- **What you have to do**
Copy each line in which the string "Florio" occurs.

━━━━━━━━━━

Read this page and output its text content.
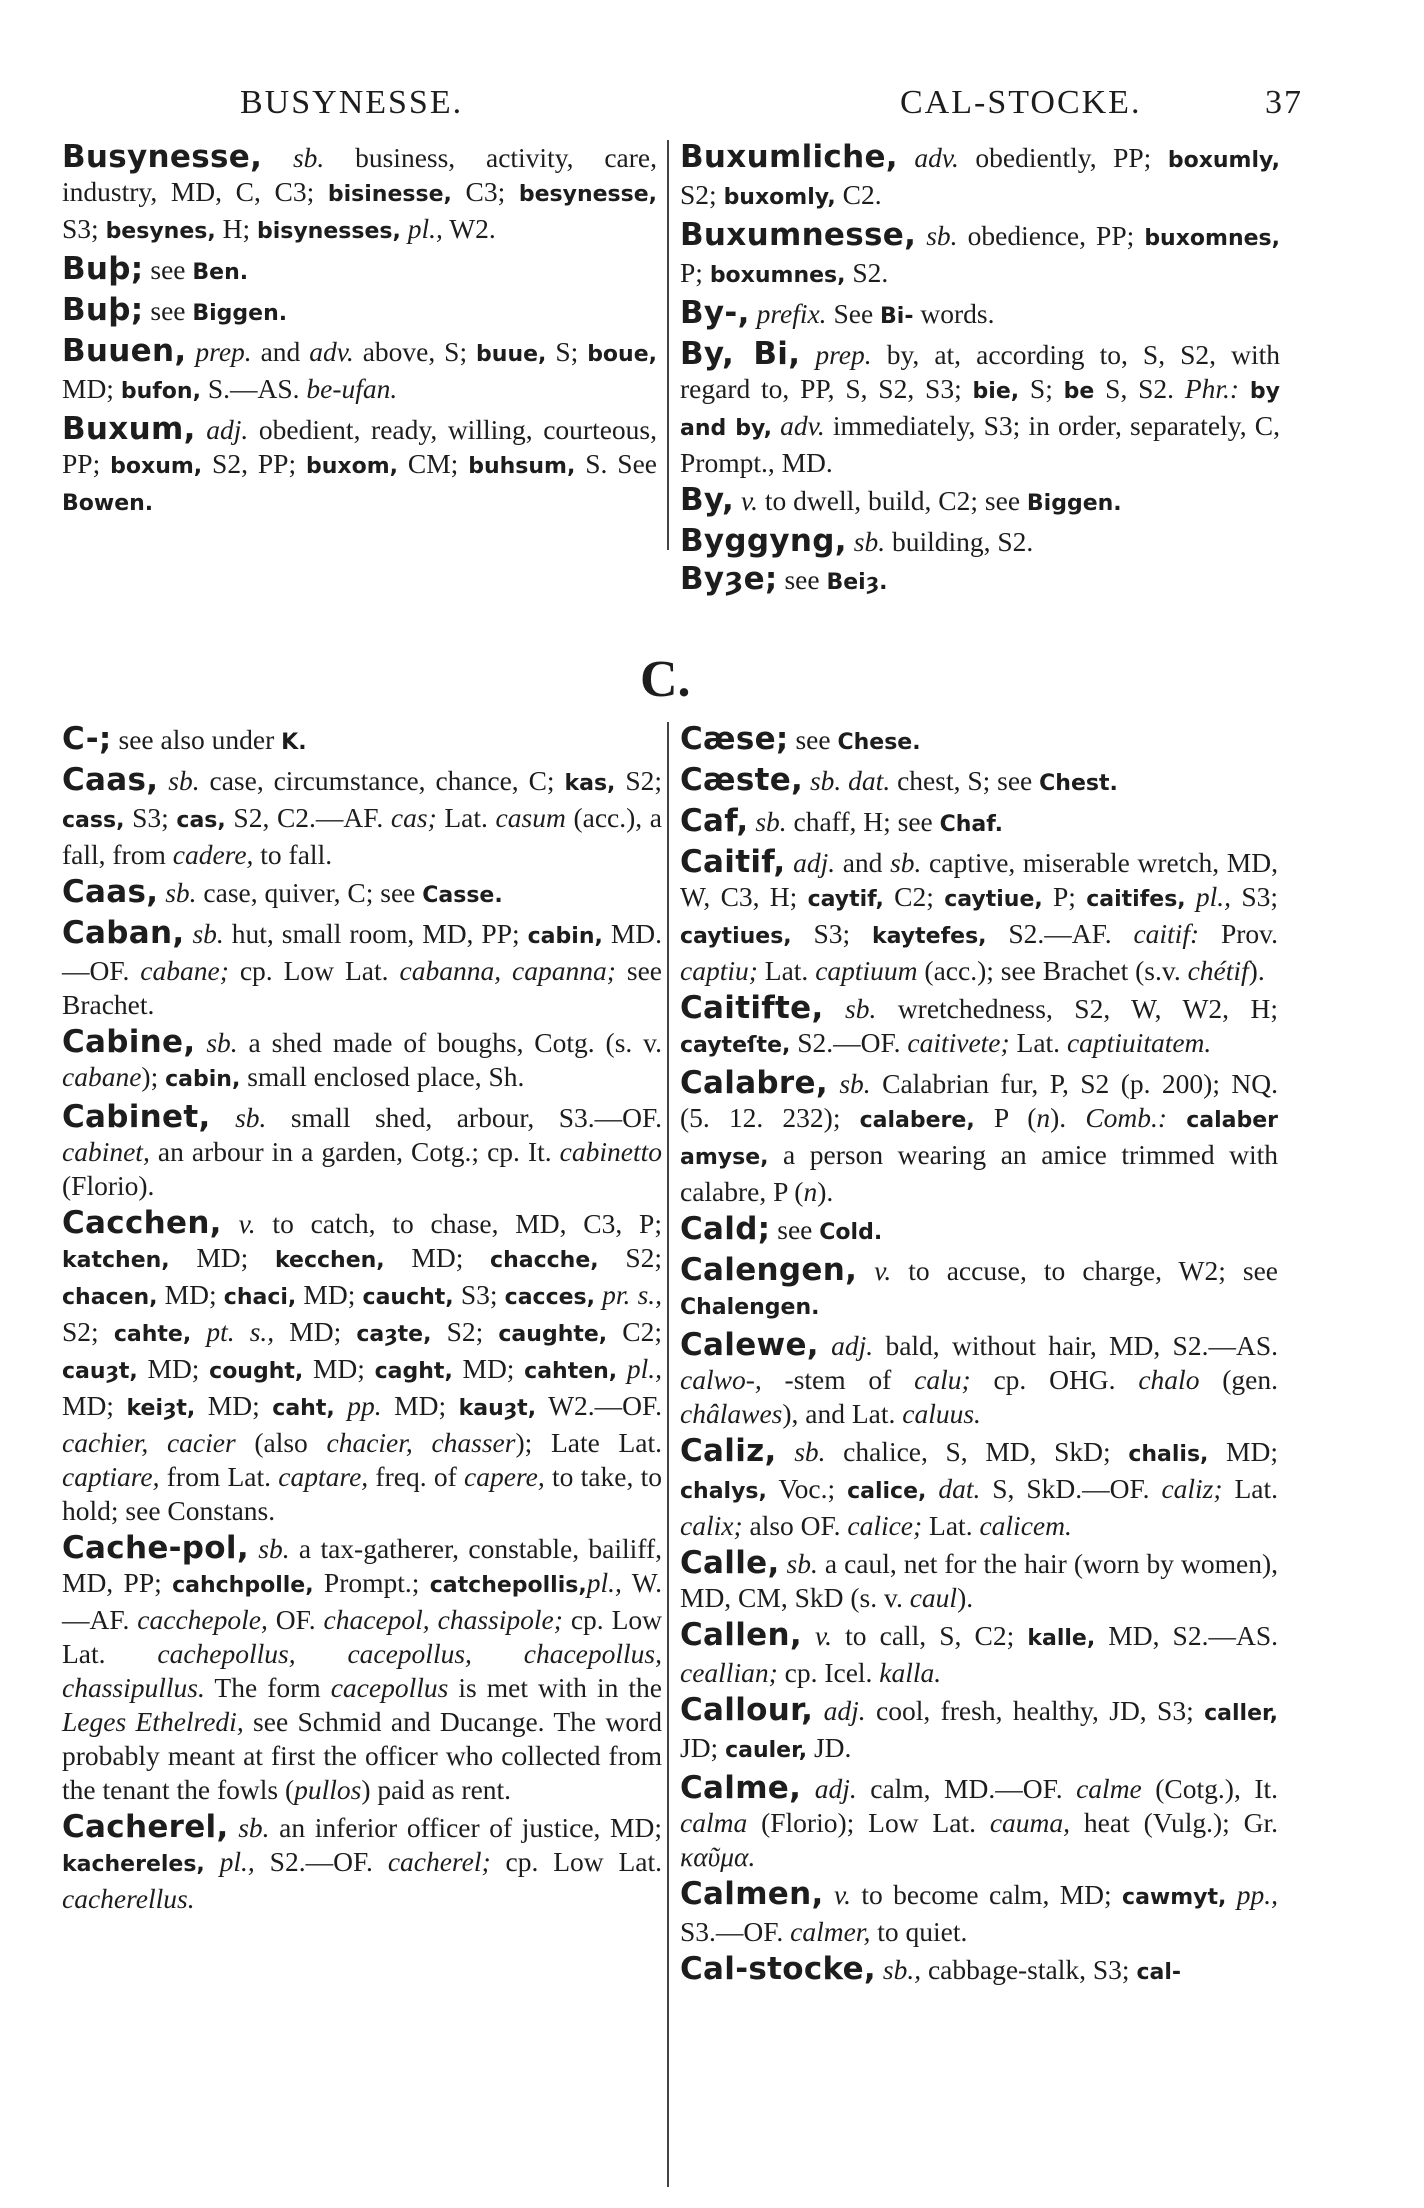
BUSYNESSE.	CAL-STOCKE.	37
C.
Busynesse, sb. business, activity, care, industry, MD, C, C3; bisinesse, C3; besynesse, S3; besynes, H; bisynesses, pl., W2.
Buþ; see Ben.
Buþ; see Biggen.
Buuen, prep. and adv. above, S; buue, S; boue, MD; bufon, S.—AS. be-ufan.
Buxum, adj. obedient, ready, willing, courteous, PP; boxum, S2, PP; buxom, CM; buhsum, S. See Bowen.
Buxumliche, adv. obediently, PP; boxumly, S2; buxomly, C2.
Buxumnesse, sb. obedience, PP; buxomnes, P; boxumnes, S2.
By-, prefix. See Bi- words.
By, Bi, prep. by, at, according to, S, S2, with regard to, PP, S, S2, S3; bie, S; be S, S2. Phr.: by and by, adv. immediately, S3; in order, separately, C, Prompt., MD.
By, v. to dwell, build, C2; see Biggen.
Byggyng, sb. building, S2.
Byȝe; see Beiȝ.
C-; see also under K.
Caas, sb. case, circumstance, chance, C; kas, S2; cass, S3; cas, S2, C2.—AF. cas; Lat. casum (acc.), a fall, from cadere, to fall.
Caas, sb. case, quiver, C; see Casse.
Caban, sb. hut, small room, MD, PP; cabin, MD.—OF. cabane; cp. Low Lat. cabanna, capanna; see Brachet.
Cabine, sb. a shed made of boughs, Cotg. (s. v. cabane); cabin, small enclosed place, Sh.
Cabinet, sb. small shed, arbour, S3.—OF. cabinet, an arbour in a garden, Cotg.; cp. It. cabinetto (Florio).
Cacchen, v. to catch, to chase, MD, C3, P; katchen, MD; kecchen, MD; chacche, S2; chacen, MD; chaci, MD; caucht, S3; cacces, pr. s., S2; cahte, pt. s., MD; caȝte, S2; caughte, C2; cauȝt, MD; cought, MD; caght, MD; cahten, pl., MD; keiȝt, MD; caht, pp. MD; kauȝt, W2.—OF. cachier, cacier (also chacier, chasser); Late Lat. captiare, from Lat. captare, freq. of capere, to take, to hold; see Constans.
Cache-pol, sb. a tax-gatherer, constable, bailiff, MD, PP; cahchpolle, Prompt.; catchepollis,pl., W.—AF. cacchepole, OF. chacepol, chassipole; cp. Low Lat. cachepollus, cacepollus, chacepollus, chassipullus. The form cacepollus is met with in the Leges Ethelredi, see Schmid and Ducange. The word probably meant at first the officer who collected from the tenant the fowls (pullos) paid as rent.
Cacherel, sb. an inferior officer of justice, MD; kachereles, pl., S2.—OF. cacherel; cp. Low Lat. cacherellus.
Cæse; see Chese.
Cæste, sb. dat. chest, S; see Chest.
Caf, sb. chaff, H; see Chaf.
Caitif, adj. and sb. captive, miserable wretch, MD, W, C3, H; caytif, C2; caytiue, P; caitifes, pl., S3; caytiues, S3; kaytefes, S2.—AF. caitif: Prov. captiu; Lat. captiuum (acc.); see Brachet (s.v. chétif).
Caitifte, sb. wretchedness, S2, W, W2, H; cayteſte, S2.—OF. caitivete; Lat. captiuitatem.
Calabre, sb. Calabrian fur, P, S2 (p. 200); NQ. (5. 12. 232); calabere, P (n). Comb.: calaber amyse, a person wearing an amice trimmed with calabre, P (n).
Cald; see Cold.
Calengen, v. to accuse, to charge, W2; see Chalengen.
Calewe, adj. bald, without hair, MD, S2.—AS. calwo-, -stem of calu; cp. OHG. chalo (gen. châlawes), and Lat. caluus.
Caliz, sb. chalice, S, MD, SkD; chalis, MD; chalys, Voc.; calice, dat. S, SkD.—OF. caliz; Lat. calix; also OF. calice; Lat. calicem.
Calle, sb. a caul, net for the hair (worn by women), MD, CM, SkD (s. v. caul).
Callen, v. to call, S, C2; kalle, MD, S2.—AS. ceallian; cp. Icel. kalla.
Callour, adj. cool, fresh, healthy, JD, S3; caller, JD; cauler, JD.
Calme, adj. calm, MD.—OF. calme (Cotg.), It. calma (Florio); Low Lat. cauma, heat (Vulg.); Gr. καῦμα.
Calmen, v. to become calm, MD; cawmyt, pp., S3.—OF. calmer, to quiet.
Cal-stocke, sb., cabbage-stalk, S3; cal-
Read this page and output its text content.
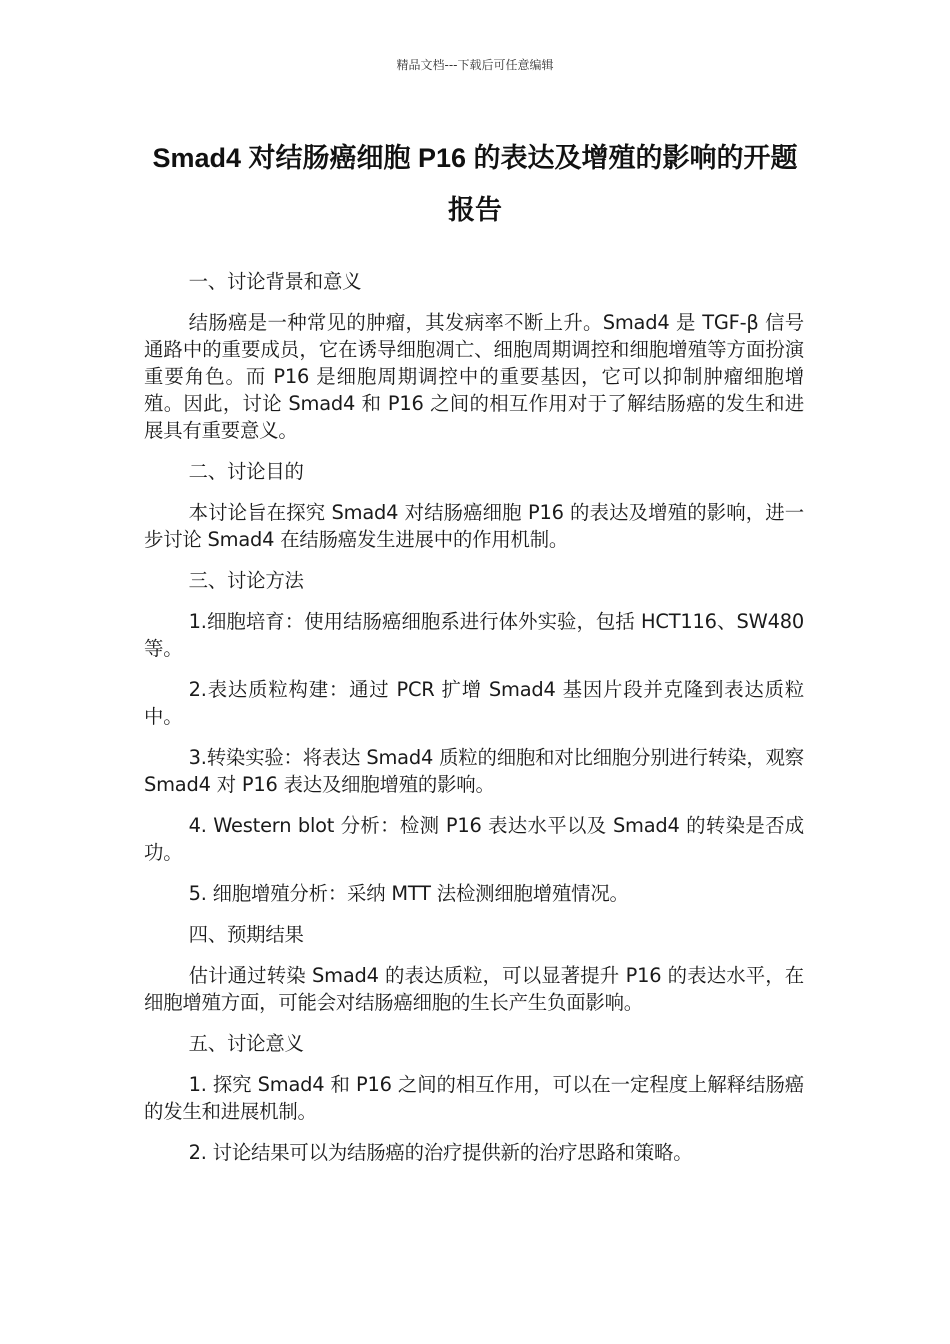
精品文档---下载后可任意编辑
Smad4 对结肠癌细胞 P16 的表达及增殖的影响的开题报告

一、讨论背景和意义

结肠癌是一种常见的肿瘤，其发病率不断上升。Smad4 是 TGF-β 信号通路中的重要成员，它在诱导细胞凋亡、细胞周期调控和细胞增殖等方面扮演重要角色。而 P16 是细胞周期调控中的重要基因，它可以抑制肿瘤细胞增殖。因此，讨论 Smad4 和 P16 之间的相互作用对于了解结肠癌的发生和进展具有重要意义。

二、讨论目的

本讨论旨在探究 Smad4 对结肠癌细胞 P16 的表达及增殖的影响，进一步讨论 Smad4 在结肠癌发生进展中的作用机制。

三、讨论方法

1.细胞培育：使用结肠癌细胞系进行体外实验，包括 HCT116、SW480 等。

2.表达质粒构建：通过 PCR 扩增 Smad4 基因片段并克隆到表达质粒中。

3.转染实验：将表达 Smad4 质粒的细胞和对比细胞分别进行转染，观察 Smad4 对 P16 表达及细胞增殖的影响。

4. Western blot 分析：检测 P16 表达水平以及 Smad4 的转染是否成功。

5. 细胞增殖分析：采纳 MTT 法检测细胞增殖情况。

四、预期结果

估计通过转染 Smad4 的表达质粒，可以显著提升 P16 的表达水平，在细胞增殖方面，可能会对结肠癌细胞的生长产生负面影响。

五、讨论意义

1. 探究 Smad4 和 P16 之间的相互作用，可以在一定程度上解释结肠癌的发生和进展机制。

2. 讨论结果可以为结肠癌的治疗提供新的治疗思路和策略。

━━━━━━━━━━

- **The result**
Cabinet, sb. small shed, arbour, S3.—OF. cabinet, an arbour in a garden, Cotg.; cp. It. cabinetto (Florio).
Calme, adj. calm, MD.—OF. calme (Cotg.), It. calma (Florio); Low Lat. cauma, heat (Vulg.); Gr. καῦμα.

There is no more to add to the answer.